» **Requirements**: Give every line below again, exactly.

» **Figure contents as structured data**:
◇ ◇ ◇ ◇ ◇ ◇ ◇
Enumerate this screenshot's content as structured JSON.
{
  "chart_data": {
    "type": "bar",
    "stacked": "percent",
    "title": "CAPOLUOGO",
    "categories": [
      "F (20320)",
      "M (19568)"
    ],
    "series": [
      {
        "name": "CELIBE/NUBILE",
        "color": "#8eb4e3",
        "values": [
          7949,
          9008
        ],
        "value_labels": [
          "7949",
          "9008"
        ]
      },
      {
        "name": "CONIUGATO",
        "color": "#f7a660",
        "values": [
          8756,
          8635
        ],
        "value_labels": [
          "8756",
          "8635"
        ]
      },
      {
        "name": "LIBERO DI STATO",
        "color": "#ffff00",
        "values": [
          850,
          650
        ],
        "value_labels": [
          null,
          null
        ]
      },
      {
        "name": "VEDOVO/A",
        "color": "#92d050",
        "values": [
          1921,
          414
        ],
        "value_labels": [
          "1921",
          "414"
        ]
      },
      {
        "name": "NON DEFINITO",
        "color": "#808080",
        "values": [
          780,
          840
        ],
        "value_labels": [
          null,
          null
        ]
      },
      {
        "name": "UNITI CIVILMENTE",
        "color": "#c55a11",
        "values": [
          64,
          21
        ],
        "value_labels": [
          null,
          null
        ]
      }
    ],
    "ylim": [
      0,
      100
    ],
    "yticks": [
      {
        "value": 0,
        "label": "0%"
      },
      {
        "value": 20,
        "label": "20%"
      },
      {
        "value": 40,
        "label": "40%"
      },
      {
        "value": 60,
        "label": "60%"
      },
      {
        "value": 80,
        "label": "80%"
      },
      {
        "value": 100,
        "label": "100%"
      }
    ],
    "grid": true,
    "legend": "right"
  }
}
◇ ◇ ◇ ◇ ◇ ◇ ◇
» **Result for this task**:
Enumerate this screenshot's content as structured JSON.
{
  "chart_data": {
    "type": "bar",
    "stacked": "percent",
    "title": "CAPOLUOGO",
    "categories": [
      "F (20320)",
      "M (19568)"
    ],
    "series": [
      {
        "name": "CELIBE/NUBILE",
        "color": "#8eb4e3",
        "values": [
          7949,
          9008
        ],
        "value_labels": [
          "7949",
          "9008"
        ]
      },
      {
        "name": "CONIUGATO",
        "color": "#f7a660",
        "values": [
          8756,
          8635
        ],
        "value_labels": [
          "8756",
          "8635"
        ]
      },
      {
        "name": "LIBERO DI STATO",
        "color": "#ffff00",
        "values": [
          850,
          650
        ],
        "value_labels": [
          null,
          null
        ]
      },
      {
        "name": "VEDOVO/A",
        "color": "#92d050",
        "values": [
          1921,
          414
        ],
        "value_labels": [
          "1921",
          "414"
        ]
      },
      {
        "name": "NON DEFINITO",
        "color": "#808080",
        "values": [
          780,
          840
        ],
        "value_labels": [
          null,
          null
        ]
      },
      {
        "name": "UNITI CIVILMENTE",
        "color": "#c55a11",
        "values": [
          64,
          21
        ],
        "value_labels": [
          null,
          null
        ]
      }
    ],
    "ylim": [
      0,
      100
    ],
    "yticks": [
      {
        "value": 0,
        "label": "0%"
      },
      {
        "value": 20,
        "label": "20%"
      },
      {
        "value": 40,
        "label": "40%"
      },
      {
        "value": 60,
        "label": "60%"
      },
      {
        "value": 80,
        "label": "80%"
      },
      {
        "value": 100,
        "label": "100%"
      }
    ],
    "grid": true,
    "legend": "right"
  }
}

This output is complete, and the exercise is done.